## Exercise instructions:
Reproduce the listing that follows with no differences at all.

Saved data entries:

▬▬▬▬▬▬▬▬▬▬

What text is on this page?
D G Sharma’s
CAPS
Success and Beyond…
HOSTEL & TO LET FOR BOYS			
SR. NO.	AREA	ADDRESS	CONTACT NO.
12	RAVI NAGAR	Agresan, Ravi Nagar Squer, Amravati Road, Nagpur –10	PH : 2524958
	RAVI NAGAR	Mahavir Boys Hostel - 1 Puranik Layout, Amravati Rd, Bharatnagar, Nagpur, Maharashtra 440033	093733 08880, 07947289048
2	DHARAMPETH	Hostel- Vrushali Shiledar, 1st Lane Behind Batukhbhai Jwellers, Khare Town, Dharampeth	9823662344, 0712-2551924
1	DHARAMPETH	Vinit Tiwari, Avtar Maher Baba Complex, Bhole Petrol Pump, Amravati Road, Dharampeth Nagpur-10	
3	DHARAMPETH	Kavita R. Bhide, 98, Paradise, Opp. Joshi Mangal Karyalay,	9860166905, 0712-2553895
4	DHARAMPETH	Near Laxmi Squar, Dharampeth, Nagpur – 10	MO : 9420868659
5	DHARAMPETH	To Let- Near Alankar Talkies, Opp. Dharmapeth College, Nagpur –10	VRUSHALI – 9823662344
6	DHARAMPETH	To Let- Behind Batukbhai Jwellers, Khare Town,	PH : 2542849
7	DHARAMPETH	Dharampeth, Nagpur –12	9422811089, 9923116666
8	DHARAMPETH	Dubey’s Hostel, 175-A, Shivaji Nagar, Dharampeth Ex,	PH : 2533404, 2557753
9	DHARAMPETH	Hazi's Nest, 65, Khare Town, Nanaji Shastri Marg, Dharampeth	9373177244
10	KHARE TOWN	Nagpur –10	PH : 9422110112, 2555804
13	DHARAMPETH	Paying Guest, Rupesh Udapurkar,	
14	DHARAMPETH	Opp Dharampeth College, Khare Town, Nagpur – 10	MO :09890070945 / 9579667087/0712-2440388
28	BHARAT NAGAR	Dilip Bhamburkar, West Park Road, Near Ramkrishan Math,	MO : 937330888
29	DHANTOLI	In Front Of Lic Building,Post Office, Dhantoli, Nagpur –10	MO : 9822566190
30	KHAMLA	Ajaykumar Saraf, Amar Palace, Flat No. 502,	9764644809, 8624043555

▬▬▬▬▬▬▬▬▬▬

## The result:
What text is on this page?
D G Sharma’s
CAPS
Success and Beyond…
HOSTEL & TO LET FOR BOYS			
SR. NO.	AREA	ADDRESS	CONTACT NO.
12	RAVI NAGAR	Agresan, Ravi Nagar Squer, Amravati Road, Nagpur –10	PH : 2524958
	RAVI NAGAR	Mahavir Boys Hostel - 1 Puranik Layout, Amravati Rd, Bharatnagar, Nagpur, Maharashtra 440033	093733 08880, 07947289048
2	DHARAMPETH	Hostel- Vrushali Shiledar, 1st Lane Behind Batukhbhai Jwellers, Khare Town, Dharampeth	9823662344, 0712-2551924
1	DHARAMPETH	Vinit Tiwari, Avtar Maher Baba Complex, Bhole Petrol Pump, Amravati Road, Dharampeth Nagpur-10	
3	DHARAMPETH	Kavita R. Bhide, 98, Paradise, Opp. Joshi Mangal Karyalay,	9860166905, 0712-2553895
4	DHARAMPETH	Near Laxmi Squar, Dharampeth, Nagpur – 10	MO : 9420868659
5	DHARAMPETH	To Let- Near Alankar Talkies, Opp. Dharmapeth College, Nagpur –10	VRUSHALI – 9823662344
6	DHARAMPETH	To Let- Behind Batukbhai Jwellers, Khare Town,	PH : 2542849
7	DHARAMPETH	Dharampeth, Nagpur –12	9422811089, 9923116666
8	DHARAMPETH	Dubey’s Hostel, 175-A, Shivaji Nagar, Dharampeth Ex,	PH : 2533404, 2557753
9	DHARAMPETH	Hazi's Nest, 65, Khare Town, Nanaji Shastri Marg, Dharampeth	9373177244
10	KHARE TOWN	Nagpur –10	PH : 9422110112, 2555804
13	DHARAMPETH	Paying Guest, Rupesh Udapurkar,	
14	DHARAMPETH	Opp Dharampeth College, Khare Town, Nagpur – 10	MO :09890070945 / 9579667087/0712-2440388
28	BHARAT NAGAR	Dilip Bhamburkar, West Park Road, Near Ramkrishan Math,	MO : 937330888
29	DHANTOLI	In Front Of Lic Building,Post Office, Dhantoli, Nagpur –10	MO : 9822566190
30	KHAMLA	Ajaykumar Saraf, Amar Palace, Flat No. 502,	9764644809, 8624043555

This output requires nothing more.